## begin Listed entries

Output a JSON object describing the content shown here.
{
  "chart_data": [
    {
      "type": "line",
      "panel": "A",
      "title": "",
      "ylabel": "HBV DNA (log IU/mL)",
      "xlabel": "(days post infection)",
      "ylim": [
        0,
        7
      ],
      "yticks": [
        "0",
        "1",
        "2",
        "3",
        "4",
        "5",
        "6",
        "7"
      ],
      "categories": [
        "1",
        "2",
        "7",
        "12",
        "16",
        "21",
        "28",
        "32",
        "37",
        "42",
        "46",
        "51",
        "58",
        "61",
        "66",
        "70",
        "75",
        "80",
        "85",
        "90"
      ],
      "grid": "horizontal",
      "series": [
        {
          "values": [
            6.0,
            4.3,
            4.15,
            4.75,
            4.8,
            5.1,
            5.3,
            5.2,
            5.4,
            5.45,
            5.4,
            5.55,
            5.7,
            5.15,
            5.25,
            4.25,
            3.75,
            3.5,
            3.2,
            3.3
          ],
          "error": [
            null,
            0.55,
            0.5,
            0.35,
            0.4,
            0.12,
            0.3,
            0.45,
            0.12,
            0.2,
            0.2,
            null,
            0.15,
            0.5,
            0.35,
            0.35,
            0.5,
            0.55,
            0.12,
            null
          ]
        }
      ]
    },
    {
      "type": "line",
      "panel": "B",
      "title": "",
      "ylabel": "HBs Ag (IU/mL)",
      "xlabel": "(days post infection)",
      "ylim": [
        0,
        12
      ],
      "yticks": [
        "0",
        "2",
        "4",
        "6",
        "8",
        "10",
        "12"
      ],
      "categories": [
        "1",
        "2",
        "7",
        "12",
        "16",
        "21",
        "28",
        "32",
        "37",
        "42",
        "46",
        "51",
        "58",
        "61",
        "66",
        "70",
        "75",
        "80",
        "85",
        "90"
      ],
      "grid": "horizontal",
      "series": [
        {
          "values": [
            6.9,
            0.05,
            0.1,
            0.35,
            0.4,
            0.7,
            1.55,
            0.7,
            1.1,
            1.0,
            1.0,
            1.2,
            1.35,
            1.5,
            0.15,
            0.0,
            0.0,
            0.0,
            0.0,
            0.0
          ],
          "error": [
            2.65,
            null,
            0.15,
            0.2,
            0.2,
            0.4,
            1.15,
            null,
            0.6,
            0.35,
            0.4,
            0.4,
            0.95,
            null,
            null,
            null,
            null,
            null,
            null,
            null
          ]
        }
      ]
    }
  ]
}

## end Listed entries
## begin Listed entries

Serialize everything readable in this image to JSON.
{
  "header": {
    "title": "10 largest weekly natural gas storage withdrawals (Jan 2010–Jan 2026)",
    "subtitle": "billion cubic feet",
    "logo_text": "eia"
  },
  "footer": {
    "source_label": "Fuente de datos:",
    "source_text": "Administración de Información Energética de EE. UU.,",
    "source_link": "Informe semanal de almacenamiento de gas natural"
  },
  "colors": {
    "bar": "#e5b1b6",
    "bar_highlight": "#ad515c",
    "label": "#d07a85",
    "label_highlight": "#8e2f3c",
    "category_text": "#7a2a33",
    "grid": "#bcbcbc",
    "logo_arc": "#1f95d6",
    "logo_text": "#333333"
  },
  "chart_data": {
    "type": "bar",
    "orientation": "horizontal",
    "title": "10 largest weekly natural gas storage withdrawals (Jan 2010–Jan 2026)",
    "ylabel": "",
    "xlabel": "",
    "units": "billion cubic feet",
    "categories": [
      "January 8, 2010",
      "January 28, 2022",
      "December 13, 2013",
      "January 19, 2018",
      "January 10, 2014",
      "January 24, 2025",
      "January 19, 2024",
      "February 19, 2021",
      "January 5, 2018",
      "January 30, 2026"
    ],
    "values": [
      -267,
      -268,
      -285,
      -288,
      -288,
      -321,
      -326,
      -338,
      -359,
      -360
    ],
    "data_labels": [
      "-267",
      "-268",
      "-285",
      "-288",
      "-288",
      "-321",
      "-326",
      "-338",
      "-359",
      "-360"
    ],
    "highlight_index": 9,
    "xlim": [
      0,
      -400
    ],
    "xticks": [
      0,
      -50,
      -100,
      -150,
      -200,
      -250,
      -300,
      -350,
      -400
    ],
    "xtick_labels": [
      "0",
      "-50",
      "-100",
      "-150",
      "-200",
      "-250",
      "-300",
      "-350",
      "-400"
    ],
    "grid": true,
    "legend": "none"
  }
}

## end Listed entries

Scan the records above for the string "January", then select every line that holds it.

● Answer:
      "January 8, 2010",
      "January 28, 2022",
      "January 19, 2018",
      "January 10, 2014",
      "January 24, 2025",
      "January 19, 2024",
      "January 5, 2018",
      "January 30, 2026"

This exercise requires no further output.